=== What to do ===
In the listing below, locate the lines that hold the string "then". Copy those lines.

Source records:
** start **

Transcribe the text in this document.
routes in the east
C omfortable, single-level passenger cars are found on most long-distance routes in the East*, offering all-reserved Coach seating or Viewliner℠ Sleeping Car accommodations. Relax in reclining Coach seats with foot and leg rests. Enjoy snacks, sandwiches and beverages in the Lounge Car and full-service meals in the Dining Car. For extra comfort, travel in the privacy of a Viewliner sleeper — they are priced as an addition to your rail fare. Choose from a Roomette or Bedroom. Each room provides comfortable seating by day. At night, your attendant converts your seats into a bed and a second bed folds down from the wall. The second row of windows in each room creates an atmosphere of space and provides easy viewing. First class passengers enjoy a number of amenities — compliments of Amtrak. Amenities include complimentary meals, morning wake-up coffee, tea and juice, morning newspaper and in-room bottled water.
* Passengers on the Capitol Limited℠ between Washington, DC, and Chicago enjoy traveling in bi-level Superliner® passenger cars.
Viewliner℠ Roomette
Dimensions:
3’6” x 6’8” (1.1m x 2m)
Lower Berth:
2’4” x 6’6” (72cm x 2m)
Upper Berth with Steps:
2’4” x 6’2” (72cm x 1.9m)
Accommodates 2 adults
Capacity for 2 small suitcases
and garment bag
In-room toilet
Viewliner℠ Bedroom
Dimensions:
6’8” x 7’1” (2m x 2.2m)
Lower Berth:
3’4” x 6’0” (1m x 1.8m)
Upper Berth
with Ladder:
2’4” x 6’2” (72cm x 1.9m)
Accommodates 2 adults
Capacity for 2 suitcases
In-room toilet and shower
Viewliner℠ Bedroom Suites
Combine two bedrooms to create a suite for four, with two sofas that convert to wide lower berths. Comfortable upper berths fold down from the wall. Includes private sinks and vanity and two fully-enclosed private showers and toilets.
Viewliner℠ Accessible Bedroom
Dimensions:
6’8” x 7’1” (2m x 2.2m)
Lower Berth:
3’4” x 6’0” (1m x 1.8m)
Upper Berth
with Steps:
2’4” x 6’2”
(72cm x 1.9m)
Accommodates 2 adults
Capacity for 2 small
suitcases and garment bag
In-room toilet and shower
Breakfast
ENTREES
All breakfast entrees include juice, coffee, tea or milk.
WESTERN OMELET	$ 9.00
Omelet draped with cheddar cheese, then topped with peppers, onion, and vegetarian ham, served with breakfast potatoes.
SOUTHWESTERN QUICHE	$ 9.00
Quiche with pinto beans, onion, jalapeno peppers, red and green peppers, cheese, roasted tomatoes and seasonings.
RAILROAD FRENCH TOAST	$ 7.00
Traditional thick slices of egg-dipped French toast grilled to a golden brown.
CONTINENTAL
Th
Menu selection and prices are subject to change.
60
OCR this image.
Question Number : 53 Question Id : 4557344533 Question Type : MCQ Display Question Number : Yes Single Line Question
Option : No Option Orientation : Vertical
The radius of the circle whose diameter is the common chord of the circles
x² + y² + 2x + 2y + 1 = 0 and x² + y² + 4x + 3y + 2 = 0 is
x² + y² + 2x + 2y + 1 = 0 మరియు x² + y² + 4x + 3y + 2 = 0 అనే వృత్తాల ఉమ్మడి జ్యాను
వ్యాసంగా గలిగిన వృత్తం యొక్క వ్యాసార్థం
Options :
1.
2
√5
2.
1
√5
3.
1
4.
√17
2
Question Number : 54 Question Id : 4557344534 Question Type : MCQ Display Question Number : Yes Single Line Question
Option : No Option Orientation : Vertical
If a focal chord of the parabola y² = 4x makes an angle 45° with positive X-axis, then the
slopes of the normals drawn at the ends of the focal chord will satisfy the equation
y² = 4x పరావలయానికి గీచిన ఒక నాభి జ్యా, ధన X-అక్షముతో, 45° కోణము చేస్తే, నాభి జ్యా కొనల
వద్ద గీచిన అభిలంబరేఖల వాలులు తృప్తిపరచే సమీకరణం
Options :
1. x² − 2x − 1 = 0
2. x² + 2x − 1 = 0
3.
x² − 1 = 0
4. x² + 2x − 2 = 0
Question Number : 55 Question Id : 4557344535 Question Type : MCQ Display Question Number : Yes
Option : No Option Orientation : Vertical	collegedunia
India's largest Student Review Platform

** end **

=== Final result ===
Omelet draped with cheddar cheese, then topped with peppers, onion, and vegetarian ham, served with breakfast potatoes.
If a focal chord of the parabola y² = 4x makes an angle 45° with positive X-axis, then the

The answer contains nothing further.